_SHORT TASK_. Show every line where "page" occurs.

_Stored records_.

* * *

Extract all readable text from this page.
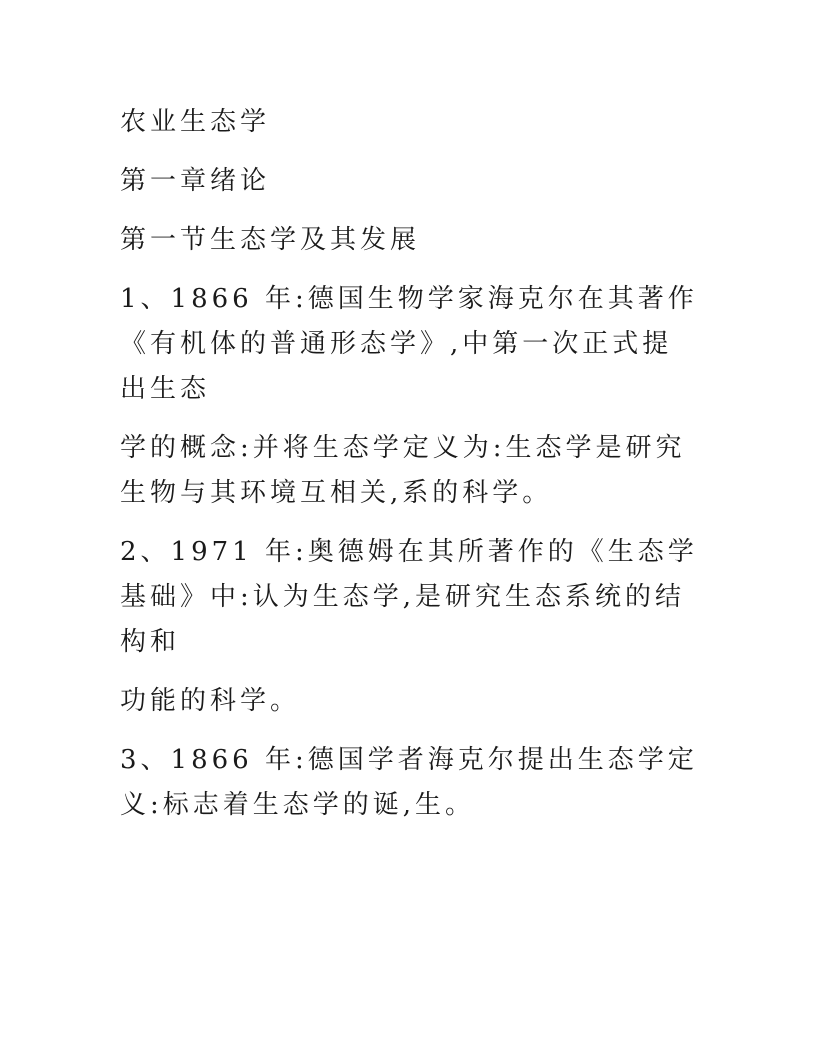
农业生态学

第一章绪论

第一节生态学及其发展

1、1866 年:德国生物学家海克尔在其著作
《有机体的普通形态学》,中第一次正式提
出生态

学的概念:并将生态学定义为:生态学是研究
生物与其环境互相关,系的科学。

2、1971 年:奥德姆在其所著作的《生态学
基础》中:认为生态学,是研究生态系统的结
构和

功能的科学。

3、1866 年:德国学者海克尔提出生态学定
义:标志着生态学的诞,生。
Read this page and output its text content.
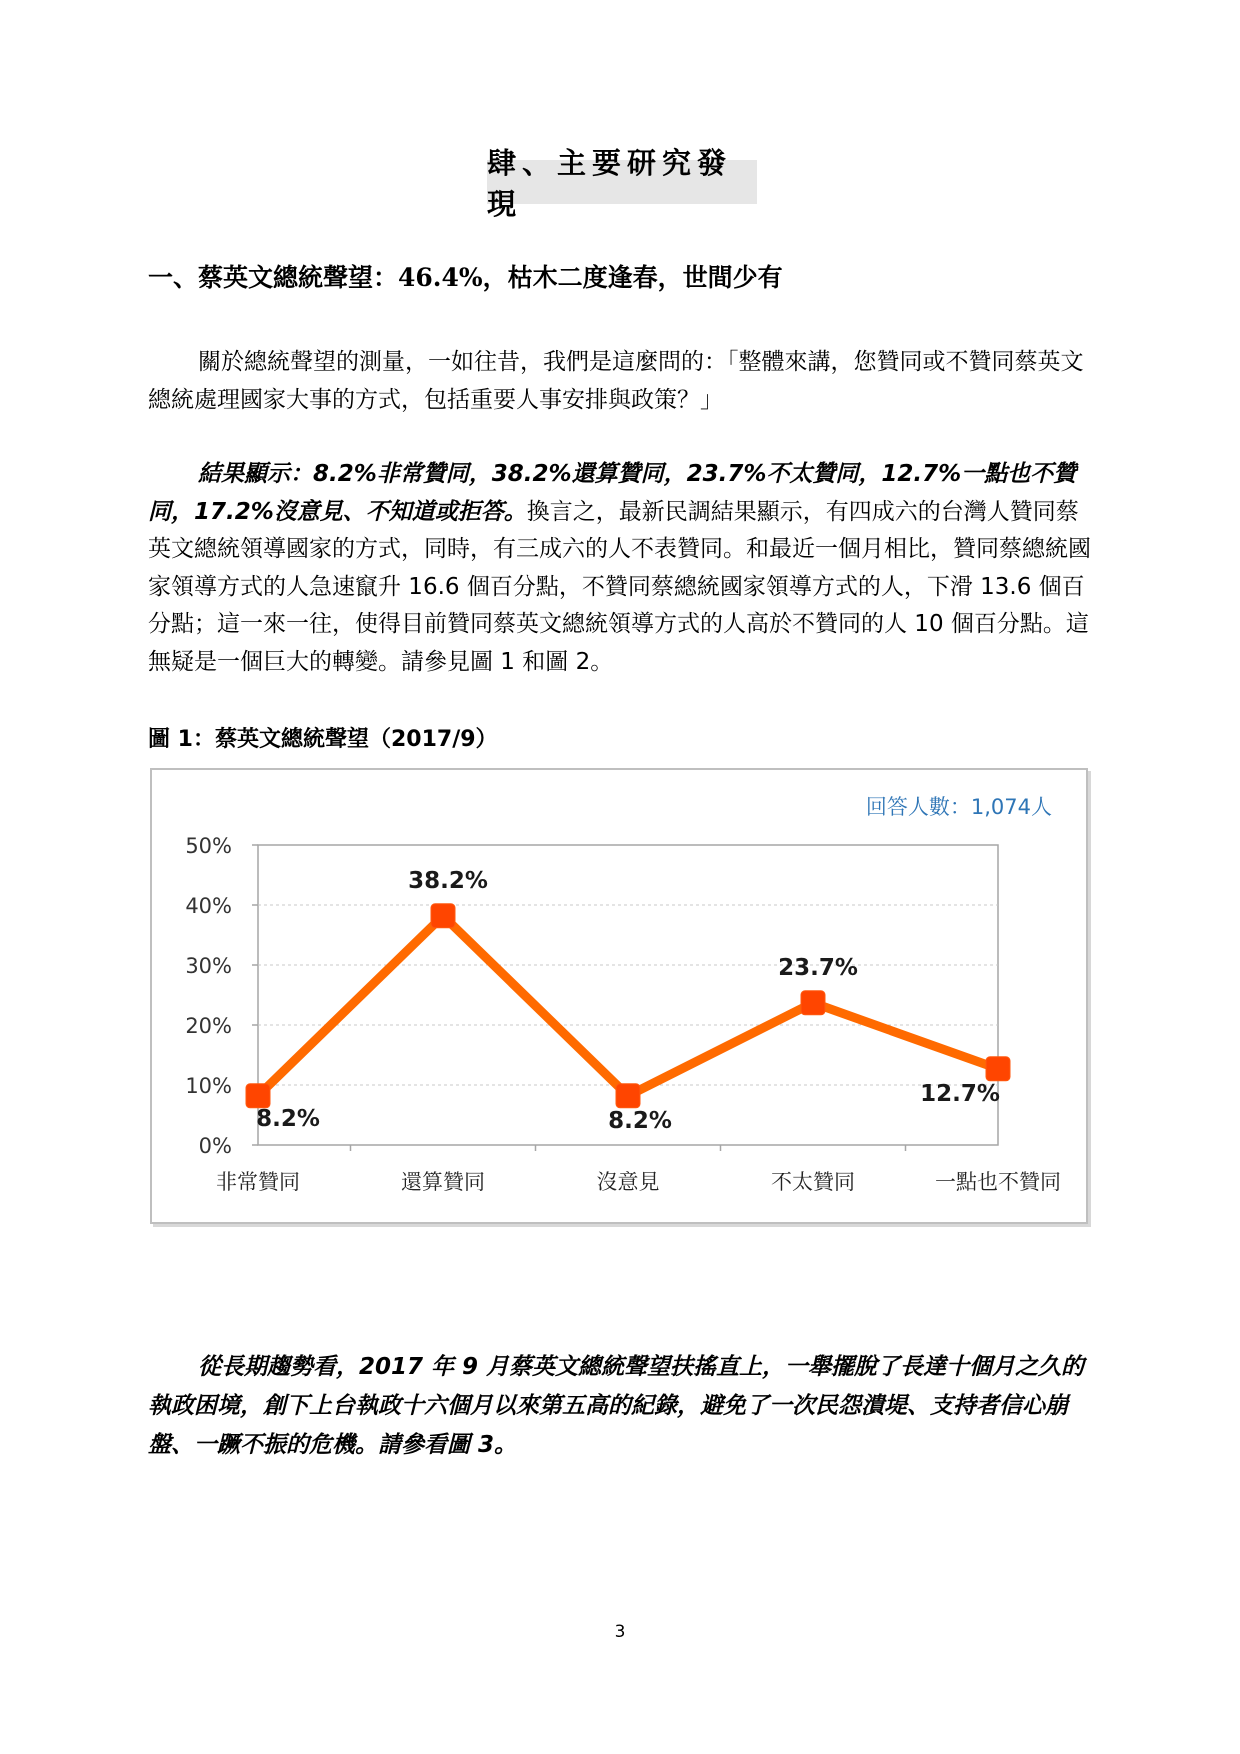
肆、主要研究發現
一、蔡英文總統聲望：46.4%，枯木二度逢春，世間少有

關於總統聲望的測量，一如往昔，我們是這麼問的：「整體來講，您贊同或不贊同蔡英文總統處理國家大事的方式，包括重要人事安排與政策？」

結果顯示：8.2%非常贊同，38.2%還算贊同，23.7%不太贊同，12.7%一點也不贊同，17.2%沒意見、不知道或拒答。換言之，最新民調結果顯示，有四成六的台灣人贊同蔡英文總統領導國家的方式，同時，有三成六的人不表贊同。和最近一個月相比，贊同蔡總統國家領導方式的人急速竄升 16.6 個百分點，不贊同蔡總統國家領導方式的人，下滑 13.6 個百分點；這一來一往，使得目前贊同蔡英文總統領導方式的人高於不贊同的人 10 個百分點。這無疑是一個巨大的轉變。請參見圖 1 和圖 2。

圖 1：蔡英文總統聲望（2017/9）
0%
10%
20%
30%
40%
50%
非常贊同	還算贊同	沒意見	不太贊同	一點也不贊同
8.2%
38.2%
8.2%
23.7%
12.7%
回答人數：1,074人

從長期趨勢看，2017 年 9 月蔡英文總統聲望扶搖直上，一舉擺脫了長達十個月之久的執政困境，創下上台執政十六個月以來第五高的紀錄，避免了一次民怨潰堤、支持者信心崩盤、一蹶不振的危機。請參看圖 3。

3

* * *

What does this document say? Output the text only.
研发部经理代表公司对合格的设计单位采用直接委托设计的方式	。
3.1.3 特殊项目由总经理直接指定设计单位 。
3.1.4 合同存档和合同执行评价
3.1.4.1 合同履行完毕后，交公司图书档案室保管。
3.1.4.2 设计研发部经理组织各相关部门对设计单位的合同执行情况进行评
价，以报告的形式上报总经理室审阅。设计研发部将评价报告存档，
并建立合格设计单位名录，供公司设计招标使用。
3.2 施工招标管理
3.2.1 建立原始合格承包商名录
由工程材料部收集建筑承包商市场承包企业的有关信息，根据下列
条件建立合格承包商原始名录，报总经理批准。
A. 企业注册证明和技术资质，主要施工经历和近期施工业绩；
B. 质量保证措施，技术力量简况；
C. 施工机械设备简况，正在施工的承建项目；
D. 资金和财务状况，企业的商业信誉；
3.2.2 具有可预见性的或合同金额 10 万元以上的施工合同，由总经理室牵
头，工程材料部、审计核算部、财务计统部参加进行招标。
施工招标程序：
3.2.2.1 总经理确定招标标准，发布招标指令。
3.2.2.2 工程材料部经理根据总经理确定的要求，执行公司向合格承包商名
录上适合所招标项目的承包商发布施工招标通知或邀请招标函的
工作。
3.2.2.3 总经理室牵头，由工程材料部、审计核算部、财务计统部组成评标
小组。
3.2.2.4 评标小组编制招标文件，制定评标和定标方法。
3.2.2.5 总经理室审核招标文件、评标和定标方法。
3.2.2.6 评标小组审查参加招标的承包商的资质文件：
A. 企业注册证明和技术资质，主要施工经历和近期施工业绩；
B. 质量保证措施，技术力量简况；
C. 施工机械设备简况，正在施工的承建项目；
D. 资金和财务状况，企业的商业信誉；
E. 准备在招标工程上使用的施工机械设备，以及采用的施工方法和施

* * *

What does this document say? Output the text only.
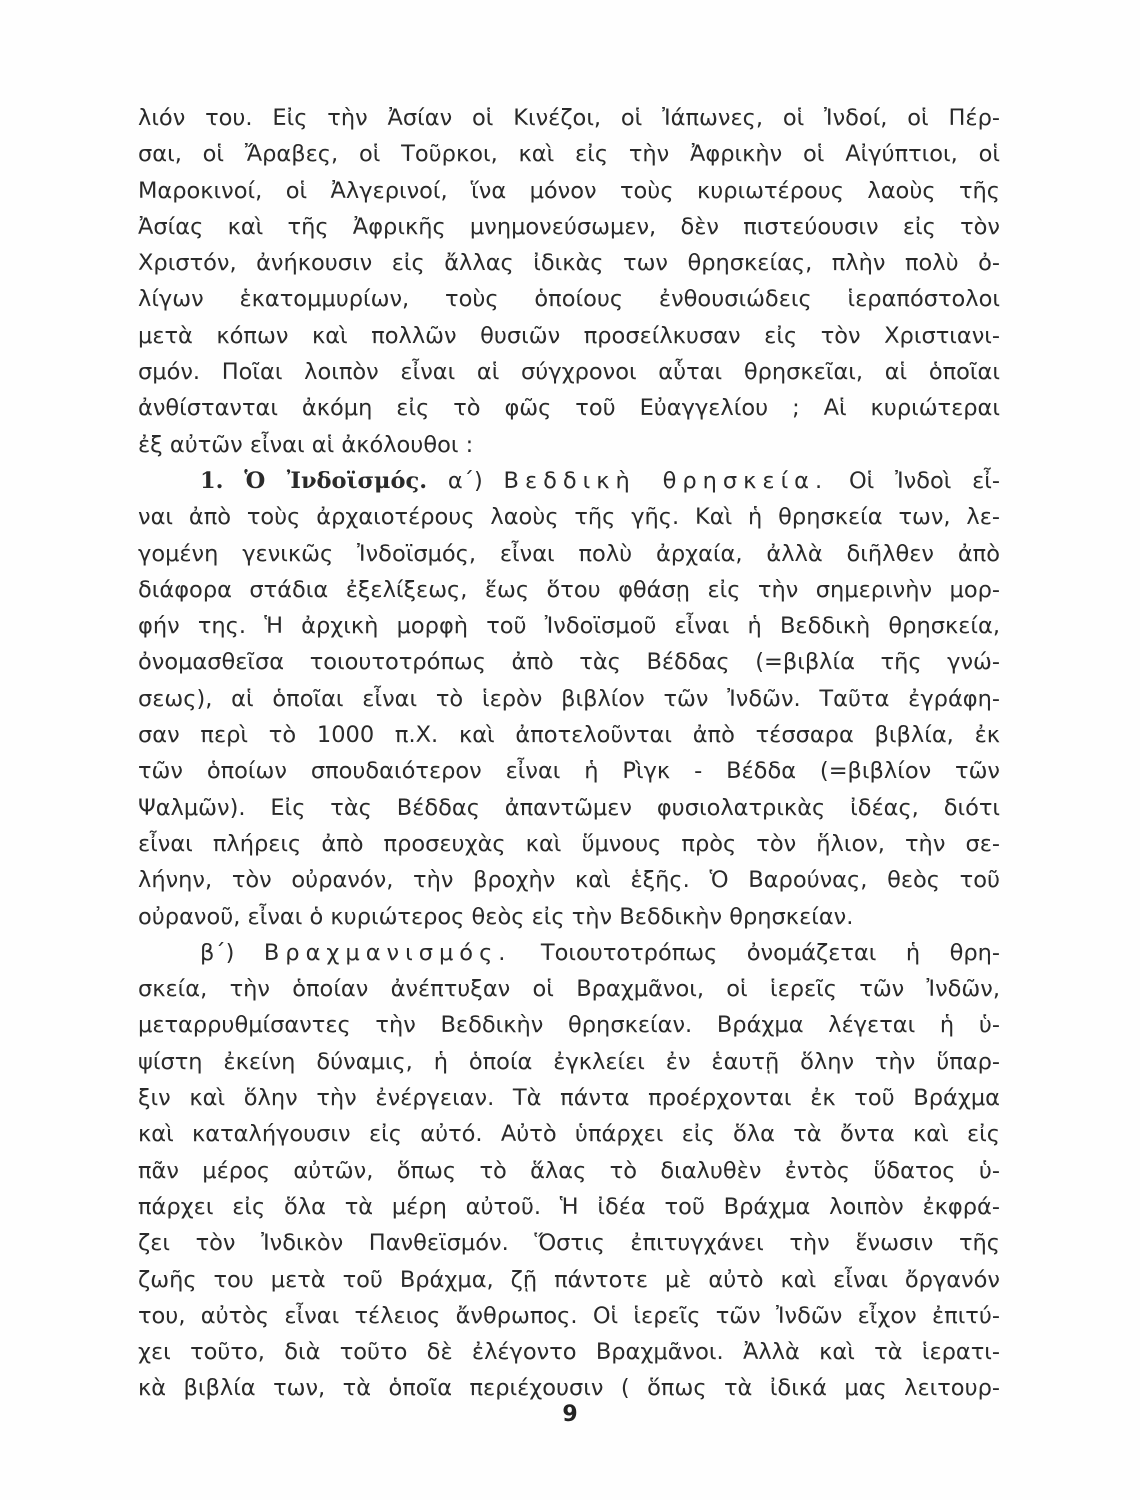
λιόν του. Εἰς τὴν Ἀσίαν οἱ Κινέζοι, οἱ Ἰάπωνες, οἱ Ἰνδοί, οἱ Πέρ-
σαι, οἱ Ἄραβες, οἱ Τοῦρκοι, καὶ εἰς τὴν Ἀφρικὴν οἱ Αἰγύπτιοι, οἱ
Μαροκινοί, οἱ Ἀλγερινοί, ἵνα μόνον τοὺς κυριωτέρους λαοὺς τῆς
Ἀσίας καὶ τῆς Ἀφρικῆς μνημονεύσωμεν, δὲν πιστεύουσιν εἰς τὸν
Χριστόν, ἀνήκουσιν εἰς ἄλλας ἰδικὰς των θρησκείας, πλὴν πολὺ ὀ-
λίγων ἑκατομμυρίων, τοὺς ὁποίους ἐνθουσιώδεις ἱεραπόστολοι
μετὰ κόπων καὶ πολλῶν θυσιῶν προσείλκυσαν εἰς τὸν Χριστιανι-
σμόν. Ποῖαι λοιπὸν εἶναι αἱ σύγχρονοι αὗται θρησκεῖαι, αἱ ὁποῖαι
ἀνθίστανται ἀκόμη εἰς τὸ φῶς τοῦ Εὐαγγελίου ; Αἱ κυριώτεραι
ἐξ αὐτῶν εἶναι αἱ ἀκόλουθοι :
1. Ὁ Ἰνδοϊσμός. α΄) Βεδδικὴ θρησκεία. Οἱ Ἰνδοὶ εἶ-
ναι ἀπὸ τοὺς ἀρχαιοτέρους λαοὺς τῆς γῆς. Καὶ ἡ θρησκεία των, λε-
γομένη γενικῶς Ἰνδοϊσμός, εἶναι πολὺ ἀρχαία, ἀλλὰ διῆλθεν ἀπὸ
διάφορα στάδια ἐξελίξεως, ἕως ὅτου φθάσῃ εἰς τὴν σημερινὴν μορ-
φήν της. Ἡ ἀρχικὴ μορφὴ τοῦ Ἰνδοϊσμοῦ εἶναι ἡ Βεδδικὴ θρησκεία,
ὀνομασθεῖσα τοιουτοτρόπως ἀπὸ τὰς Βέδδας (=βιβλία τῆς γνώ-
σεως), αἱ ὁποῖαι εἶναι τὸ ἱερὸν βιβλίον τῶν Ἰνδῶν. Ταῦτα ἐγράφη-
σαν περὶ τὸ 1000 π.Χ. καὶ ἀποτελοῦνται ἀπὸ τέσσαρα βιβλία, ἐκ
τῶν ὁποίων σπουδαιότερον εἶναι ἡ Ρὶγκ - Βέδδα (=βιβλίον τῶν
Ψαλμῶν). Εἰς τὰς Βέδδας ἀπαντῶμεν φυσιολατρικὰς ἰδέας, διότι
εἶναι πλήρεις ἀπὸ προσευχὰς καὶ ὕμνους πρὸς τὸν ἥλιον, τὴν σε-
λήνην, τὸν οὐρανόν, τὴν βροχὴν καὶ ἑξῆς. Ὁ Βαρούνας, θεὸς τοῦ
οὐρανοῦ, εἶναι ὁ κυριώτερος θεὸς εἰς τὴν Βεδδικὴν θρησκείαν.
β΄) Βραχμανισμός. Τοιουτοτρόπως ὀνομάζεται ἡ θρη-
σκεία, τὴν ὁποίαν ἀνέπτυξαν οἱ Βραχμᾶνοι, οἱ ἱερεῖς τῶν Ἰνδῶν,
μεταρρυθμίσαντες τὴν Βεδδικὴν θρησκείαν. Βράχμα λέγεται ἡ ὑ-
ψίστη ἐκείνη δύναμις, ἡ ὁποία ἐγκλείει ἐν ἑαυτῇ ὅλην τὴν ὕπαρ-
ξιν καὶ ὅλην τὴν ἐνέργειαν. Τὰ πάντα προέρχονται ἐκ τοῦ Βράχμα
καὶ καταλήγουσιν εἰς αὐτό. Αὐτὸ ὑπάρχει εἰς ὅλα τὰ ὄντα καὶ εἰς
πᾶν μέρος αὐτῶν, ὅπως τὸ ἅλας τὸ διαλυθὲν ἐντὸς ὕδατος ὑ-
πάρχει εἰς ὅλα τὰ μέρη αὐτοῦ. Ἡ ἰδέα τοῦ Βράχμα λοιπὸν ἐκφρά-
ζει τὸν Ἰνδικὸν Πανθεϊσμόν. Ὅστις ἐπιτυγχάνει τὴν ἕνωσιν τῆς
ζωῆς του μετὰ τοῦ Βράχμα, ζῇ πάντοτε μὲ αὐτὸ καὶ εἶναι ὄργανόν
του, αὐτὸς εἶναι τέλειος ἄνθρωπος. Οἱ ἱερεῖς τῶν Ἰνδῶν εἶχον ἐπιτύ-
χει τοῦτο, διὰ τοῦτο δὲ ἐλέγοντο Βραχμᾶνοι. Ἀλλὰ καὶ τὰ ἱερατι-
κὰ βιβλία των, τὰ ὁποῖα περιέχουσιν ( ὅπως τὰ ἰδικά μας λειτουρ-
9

* * *

_CORRECT ANSWER_.
Extract all readable text from this page.
Read this page and output its text content.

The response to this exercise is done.